*WORK INSTRUCTIONS*: The entries that follow should be written out exactly.

Dataset items
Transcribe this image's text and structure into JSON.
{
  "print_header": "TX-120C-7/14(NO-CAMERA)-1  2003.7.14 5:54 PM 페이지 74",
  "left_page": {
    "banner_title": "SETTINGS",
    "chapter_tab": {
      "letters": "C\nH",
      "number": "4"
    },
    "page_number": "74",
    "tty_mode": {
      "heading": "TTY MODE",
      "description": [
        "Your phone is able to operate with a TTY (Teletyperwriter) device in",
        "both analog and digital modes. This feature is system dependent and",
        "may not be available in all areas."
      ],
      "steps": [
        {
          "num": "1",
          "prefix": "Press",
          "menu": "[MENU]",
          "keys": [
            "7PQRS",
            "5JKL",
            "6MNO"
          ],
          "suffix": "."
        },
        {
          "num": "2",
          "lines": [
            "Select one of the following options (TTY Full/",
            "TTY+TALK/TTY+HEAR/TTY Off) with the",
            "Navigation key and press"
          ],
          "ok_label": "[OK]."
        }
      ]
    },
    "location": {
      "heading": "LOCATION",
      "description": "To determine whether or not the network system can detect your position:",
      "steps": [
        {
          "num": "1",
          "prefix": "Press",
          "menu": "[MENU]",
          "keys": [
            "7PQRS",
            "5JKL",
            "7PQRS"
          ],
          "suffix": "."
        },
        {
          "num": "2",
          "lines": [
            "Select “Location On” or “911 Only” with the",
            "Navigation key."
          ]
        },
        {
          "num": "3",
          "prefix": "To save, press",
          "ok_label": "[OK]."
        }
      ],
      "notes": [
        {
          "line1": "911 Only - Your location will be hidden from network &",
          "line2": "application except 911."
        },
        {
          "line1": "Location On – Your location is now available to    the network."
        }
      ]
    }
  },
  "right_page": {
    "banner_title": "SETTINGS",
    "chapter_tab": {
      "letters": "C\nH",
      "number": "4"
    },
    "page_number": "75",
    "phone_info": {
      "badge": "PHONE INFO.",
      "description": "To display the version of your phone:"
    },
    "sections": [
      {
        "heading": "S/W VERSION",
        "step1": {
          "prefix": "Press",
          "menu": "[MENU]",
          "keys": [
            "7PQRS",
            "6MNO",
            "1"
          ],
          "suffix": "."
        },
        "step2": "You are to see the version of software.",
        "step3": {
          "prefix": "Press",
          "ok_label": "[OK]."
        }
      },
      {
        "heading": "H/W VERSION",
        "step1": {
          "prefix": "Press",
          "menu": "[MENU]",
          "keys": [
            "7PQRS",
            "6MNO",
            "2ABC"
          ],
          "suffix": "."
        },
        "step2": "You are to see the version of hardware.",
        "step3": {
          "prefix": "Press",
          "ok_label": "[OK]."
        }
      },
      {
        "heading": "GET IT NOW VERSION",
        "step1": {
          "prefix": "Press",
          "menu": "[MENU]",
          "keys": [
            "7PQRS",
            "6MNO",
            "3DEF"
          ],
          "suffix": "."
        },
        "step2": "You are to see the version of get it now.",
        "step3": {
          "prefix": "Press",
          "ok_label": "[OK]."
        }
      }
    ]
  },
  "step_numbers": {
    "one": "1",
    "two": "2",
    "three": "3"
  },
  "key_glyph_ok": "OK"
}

*ANSWER TO THIS TASK*:
Transcribe this image's text and structure into JSON.
{
  "print_header": "TX-120C-7/14(NO-CAMERA)-1  2003.7.14 5:54 PM 페이지 74",
  "left_page": {
    "banner_title": "SETTINGS",
    "chapter_tab": {
      "letters": "C\nH",
      "number": "4"
    },
    "page_number": "74",
    "tty_mode": {
      "heading": "TTY MODE",
      "description": [
        "Your phone is able to operate with a TTY (Teletyperwriter) device in",
        "both analog and digital modes. This feature is system dependent and",
        "may not be available in all areas."
      ],
      "steps": [
        {
          "num": "1",
          "prefix": "Press",
          "menu": "[MENU]",
          "keys": [
            "7PQRS",
            "5JKL",
            "6MNO"
          ],
          "suffix": "."
        },
        {
          "num": "2",
          "lines": [
            "Select one of the following options (TTY Full/",
            "TTY+TALK/TTY+HEAR/TTY Off) with the",
            "Navigation key and press"
          ],
          "ok_label": "[OK]."
        }
      ]
    },
    "location": {
      "heading": "LOCATION",
      "description": "To determine whether or not the network system can detect your position:",
      "steps": [
        {
          "num": "1",
          "prefix": "Press",
          "menu": "[MENU]",
          "keys": [
            "7PQRS",
            "5JKL",
            "7PQRS"
          ],
          "suffix": "."
        },
        {
          "num": "2",
          "lines": [
            "Select “Location On” or “911 Only” with the",
            "Navigation key."
          ]
        },
        {
          "num": "3",
          "prefix": "To save, press",
          "ok_label": "[OK]."
        }
      ],
      "notes": [
        {
          "line1": "911 Only - Your location will be hidden from network &",
          "line2": "application except 911."
        },
        {
          "line1": "Location On – Your location is now available to    the network."
        }
      ]
    }
  },
  "right_page": {
    "banner_title": "SETTINGS",
    "chapter_tab": {
      "letters": "C\nH",
      "number": "4"
    },
    "page_number": "75",
    "phone_info": {
      "badge": "PHONE INFO.",
      "description": "To display the version of your phone:"
    },
    "sections": [
      {
        "heading": "S/W VERSION",
        "step1": {
          "prefix": "Press",
          "menu": "[MENU]",
          "keys": [
            "7PQRS",
            "6MNO",
            "1"
          ],
          "suffix": "."
        },
        "step2": "You are to see the version of software.",
        "step3": {
          "prefix": "Press",
          "ok_label": "[OK]."
        }
      },
      {
        "heading": "H/W VERSION",
        "step1": {
          "prefix": "Press",
          "menu": "[MENU]",
          "keys": [
            "7PQRS",
            "6MNO",
            "2ABC"
          ],
          "suffix": "."
        },
        "step2": "You are to see the version of hardware.",
        "step3": {
          "prefix": "Press",
          "ok_label": "[OK]."
        }
      },
      {
        "heading": "GET IT NOW VERSION",
        "step1": {
          "prefix": "Press",
          "menu": "[MENU]",
          "keys": [
            "7PQRS",
            "6MNO",
            "3DEF"
          ],
          "suffix": "."
        },
        "step2": "You are to see the version of get it now.",
        "step3": {
          "prefix": "Press",
          "ok_label": "[OK]."
        }
      }
    ]
  },
  "step_numbers": {
    "one": "1",
    "two": "2",
    "three": "3"
  },
  "key_glyph_ok": "OK"
}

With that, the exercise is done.